Collect each line holding the string "title".

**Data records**
*-*-*

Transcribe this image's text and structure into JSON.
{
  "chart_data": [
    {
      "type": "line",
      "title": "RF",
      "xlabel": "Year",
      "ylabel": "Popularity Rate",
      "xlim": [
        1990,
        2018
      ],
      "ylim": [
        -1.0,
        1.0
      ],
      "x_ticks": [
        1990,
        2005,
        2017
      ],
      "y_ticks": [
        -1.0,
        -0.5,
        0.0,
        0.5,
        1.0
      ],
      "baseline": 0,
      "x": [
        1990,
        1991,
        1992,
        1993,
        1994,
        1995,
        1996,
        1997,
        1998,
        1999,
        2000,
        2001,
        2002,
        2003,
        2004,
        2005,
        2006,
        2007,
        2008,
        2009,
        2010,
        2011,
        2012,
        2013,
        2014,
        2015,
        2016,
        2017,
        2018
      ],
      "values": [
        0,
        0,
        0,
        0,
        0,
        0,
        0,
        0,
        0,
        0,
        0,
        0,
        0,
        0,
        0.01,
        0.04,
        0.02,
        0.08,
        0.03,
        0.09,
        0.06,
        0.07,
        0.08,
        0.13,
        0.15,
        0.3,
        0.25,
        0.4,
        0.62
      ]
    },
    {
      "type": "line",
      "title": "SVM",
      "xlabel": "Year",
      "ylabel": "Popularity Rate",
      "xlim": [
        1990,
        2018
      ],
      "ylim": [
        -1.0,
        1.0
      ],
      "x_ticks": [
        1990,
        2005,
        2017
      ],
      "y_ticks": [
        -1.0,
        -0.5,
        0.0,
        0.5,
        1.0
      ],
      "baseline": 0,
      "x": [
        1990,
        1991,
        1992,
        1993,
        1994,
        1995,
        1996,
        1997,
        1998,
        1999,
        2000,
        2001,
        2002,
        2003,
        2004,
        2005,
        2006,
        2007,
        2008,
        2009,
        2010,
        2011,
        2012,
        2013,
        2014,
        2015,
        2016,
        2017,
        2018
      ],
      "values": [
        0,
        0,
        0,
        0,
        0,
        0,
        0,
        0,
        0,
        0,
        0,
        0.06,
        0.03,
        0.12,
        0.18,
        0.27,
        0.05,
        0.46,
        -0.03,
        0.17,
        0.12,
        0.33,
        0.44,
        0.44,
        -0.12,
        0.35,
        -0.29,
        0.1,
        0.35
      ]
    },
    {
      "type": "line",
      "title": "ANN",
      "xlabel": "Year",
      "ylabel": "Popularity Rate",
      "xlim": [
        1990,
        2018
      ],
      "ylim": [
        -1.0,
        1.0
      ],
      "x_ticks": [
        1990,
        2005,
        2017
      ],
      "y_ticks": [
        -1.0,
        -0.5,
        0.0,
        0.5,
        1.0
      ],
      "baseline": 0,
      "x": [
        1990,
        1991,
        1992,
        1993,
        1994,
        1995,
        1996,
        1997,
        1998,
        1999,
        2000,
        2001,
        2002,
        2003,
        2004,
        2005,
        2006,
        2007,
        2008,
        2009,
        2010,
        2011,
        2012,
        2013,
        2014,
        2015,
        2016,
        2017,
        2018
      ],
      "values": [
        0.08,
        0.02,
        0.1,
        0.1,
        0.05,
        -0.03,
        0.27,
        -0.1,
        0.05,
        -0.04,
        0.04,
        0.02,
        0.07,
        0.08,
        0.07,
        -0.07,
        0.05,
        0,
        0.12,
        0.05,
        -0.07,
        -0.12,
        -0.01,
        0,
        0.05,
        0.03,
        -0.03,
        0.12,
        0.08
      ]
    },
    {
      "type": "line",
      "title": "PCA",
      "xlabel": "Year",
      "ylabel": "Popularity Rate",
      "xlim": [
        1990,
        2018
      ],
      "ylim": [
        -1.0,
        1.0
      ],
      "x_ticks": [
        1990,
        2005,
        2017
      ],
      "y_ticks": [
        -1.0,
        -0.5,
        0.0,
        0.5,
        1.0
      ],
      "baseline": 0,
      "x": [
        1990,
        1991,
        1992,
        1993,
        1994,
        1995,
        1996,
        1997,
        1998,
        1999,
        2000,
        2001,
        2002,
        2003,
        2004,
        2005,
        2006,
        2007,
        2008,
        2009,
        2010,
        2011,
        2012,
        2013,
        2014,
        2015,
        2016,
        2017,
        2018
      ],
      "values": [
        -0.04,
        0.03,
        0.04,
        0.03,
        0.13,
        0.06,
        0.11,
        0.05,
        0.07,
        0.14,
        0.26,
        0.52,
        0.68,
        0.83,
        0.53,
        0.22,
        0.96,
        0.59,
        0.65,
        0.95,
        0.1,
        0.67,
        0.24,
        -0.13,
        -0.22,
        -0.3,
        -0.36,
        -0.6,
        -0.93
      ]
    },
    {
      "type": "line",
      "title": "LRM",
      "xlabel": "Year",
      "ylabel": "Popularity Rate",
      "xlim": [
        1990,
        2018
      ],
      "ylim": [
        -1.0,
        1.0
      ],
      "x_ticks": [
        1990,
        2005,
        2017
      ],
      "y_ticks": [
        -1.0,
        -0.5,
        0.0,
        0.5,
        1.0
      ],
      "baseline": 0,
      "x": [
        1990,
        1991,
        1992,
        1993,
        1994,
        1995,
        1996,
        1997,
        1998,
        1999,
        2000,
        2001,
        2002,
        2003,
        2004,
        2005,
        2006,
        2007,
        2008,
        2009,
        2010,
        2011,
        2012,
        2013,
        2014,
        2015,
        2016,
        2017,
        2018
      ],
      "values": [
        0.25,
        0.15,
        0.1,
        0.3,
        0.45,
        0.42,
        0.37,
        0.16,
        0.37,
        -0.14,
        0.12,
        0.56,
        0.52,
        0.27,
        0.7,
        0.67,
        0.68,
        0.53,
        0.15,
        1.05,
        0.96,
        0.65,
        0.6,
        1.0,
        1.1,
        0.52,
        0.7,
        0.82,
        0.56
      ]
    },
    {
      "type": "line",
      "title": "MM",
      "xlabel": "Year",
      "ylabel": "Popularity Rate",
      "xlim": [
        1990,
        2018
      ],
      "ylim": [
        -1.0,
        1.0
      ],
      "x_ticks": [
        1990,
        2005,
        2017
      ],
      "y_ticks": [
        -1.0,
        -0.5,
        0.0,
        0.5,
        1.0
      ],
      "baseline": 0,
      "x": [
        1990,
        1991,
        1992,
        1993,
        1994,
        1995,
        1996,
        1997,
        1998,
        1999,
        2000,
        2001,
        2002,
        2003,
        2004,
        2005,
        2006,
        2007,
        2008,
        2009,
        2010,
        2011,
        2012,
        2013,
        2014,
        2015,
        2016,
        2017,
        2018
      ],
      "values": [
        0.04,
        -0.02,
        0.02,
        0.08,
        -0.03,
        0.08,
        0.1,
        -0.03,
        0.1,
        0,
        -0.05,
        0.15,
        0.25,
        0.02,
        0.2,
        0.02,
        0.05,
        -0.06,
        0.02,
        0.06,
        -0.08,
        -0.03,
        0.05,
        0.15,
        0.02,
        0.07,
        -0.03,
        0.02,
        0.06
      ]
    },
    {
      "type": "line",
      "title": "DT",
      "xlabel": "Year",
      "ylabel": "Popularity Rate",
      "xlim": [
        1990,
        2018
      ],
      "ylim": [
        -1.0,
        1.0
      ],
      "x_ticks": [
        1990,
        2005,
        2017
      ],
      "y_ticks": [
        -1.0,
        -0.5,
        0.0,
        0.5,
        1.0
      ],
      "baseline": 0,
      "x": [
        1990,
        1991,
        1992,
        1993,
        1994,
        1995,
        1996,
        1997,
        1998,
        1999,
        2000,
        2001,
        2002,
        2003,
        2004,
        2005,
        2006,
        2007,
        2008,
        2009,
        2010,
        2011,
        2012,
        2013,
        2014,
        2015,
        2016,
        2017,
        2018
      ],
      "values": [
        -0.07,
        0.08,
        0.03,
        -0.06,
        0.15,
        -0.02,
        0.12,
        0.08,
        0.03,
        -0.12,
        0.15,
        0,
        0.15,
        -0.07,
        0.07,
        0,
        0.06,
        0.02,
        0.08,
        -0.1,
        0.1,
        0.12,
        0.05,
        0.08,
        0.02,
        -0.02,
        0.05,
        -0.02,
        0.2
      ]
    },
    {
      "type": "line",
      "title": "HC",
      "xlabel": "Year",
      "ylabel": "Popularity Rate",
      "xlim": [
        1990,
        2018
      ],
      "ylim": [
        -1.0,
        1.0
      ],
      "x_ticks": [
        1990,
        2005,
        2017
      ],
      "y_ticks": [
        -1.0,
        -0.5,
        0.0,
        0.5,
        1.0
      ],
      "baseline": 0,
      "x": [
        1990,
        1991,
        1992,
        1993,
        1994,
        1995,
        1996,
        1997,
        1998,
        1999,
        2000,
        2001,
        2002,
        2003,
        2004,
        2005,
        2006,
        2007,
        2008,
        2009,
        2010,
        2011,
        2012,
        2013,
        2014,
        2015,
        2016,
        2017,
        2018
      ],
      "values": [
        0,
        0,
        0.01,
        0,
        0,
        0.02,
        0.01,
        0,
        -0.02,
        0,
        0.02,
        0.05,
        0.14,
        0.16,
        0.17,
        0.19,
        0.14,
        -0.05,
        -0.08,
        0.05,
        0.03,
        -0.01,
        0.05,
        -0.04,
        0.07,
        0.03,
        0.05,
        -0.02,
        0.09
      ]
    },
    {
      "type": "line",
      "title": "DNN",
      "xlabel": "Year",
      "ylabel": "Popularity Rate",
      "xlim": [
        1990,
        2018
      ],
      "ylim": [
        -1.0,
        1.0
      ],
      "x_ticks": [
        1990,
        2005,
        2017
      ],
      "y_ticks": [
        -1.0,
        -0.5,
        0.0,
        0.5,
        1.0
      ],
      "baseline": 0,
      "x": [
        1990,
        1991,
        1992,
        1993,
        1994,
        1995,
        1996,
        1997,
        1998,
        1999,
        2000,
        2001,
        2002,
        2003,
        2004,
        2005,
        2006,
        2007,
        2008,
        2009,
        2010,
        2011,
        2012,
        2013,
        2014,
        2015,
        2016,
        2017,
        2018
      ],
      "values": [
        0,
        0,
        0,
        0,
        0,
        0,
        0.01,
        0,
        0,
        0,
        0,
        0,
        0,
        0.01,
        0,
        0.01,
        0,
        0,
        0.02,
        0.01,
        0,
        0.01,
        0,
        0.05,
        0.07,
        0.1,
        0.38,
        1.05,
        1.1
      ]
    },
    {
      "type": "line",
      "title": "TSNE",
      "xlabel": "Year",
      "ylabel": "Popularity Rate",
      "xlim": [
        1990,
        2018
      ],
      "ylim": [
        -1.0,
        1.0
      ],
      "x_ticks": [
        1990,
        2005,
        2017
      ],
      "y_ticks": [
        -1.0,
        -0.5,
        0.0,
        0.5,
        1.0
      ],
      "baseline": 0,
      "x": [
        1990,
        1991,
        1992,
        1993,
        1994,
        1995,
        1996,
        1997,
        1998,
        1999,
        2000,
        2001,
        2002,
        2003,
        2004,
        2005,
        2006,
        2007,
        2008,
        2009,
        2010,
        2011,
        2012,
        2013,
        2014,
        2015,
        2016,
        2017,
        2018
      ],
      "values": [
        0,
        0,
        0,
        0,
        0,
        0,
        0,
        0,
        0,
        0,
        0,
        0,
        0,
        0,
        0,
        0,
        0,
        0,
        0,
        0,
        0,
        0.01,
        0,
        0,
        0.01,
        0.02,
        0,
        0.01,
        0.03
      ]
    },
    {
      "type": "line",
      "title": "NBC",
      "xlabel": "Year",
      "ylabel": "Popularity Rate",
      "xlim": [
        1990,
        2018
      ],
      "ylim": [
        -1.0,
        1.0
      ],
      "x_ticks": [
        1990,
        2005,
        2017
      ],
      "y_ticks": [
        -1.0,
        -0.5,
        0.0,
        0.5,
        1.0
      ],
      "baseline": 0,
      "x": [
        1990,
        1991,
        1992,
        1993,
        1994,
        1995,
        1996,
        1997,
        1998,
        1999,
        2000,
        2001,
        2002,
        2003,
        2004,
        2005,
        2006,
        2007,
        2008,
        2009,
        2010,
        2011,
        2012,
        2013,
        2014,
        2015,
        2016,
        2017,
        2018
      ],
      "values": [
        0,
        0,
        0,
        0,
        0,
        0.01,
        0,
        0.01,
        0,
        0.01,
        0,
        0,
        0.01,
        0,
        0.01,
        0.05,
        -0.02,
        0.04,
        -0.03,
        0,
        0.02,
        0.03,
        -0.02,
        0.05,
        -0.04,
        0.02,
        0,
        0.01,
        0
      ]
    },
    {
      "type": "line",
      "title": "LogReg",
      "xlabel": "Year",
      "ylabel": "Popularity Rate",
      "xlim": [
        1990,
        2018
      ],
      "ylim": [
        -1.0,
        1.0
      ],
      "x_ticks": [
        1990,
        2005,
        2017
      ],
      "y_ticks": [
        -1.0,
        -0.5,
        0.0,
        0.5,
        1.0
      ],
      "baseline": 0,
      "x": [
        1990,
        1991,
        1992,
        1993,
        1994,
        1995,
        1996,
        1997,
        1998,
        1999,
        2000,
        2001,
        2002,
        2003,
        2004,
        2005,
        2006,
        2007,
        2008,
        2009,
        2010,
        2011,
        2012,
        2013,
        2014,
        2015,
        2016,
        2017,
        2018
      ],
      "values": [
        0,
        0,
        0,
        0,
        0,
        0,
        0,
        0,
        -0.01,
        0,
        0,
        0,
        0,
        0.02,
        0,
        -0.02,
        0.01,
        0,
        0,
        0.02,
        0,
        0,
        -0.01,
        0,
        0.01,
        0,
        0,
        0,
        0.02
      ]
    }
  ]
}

*-*-*

**CORRECT RESPONSE**
      "title": "RF",
      "title": "SVM",
      "title": "ANN",
      "title": "PCA",
      "title": "LRM",
      "title": "MM",
      "title": "DT",
      "title": "HC",
      "title": "DNN",
      "title": "TSNE",
      "title": "NBC",
      "title": "LogReg",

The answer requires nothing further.